= GIVEN PROBLEM =
Repeat every record below exactly, omitting any pictures.

§ §

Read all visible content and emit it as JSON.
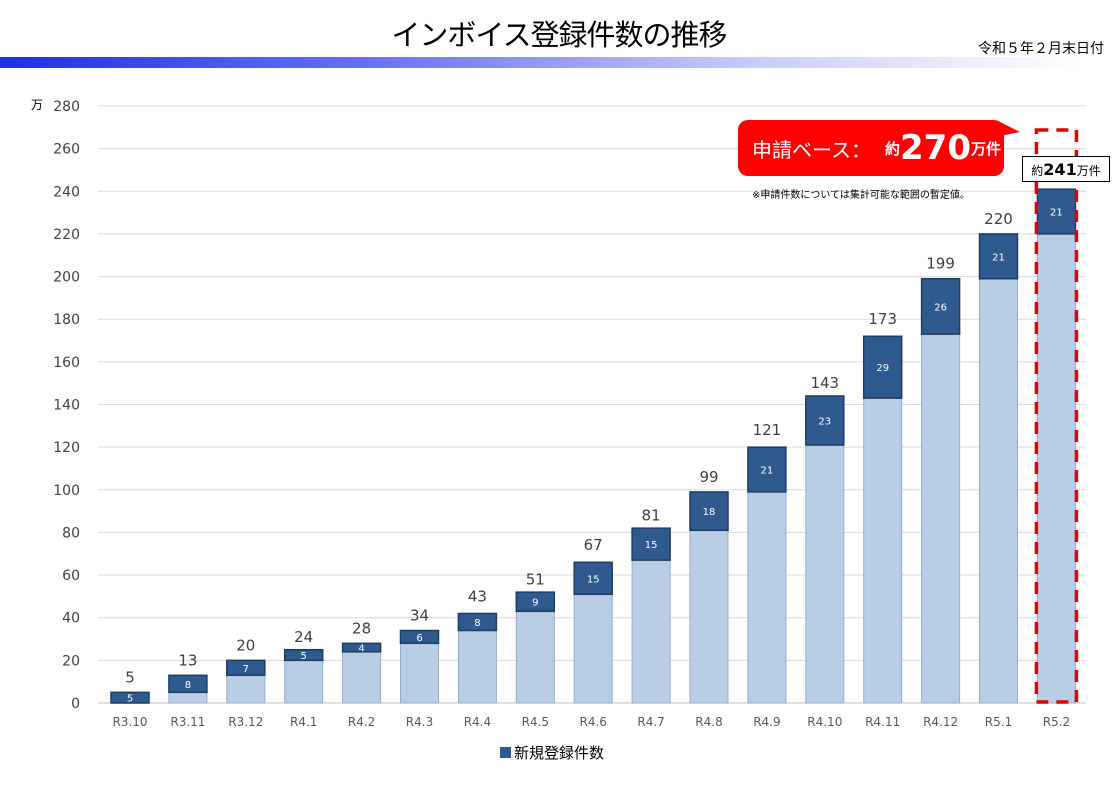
{
  "header": {
    "title": "インボイス登録件数の推移",
    "date": "令和５年２月末日付"
  },
  "callout": {
    "label": "申請ベース：",
    "prefix": "約",
    "value": "270",
    "unit": "万件",
    "note": "※申請件数については集計可能な範囲の暫定値。"
  },
  "highlight": {
    "prefix": "約",
    "value": "241",
    "unit": "万件"
  },
  "colors": {
    "base": "#b9cde4",
    "new": "#2f5a8f",
    "highlight": "#e00000",
    "callout": "#ff0000"
  },
  "chart_data": {
    "type": "bar",
    "stacked": true,
    "ylabel": "万",
    "ylim": [
      0,
      280
    ],
    "yticks": [
      0,
      20,
      40,
      60,
      80,
      100,
      120,
      140,
      160,
      180,
      200,
      220,
      240,
      260,
      280
    ],
    "grid": true,
    "legend_position": "bottom",
    "categories": [
      "R3.10",
      "R3.11",
      "R3.12",
      "R4.1",
      "R4.2",
      "R4.3",
      "R4.4",
      "R4.5",
      "R4.6",
      "R4.7",
      "R4.8",
      "R4.9",
      "R4.10",
      "R4.11",
      "R4.12",
      "R5.1",
      "R5.2"
    ],
    "totals": [
      5,
      13,
      20,
      24,
      28,
      34,
      43,
      51,
      67,
      81,
      99,
      121,
      143,
      173,
      199,
      220,
      241
    ],
    "series": [
      {
        "values": [
          0,
          5,
          13,
          20,
          24,
          28,
          34,
          43,
          51,
          67,
          81,
          99,
          121,
          143,
          173,
          199,
          220
        ]
      },
      {
        "name": "新規登録件数",
        "values": [
          5,
          8,
          7,
          5,
          4,
          6,
          8,
          9,
          15,
          15,
          18,
          21,
          23,
          29,
          26,
          21,
          21
        ]
      }
    ]
  }
}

§ §

= SOLUTION =
Read all visible content and emit it as JSON.
{
  "header": {
    "title": "インボイス登録件数の推移",
    "date": "令和５年２月末日付"
  },
  "callout": {
    "label": "申請ベース：",
    "prefix": "約",
    "value": "270",
    "unit": "万件",
    "note": "※申請件数については集計可能な範囲の暫定値。"
  },
  "highlight": {
    "prefix": "約",
    "value": "241",
    "unit": "万件"
  },
  "colors": {
    "base": "#b9cde4",
    "new": "#2f5a8f",
    "highlight": "#e00000",
    "callout": "#ff0000"
  },
  "chart_data": {
    "type": "bar",
    "stacked": true,
    "ylabel": "万",
    "ylim": [
      0,
      280
    ],
    "yticks": [
      0,
      20,
      40,
      60,
      80,
      100,
      120,
      140,
      160,
      180,
      200,
      220,
      240,
      260,
      280
    ],
    "grid": true,
    "legend_position": "bottom",
    "categories": [
      "R3.10",
      "R3.11",
      "R3.12",
      "R4.1",
      "R4.2",
      "R4.3",
      "R4.4",
      "R4.5",
      "R4.6",
      "R4.7",
      "R4.8",
      "R4.9",
      "R4.10",
      "R4.11",
      "R4.12",
      "R5.1",
      "R5.2"
    ],
    "totals": [
      5,
      13,
      20,
      24,
      28,
      34,
      43,
      51,
      67,
      81,
      99,
      121,
      143,
      173,
      199,
      220,
      241
    ],
    "series": [
      {
        "values": [
          0,
          5,
          13,
          20,
          24,
          28,
          34,
          43,
          51,
          67,
          81,
          99,
          121,
          143,
          173,
          199,
          220
        ]
      },
      {
        "name": "新規登録件数",
        "values": [
          5,
          8,
          7,
          5,
          4,
          6,
          8,
          9,
          15,
          15,
          18,
          21,
          23,
          29,
          26,
          21,
          21
        ]
      }
    ]
  }
}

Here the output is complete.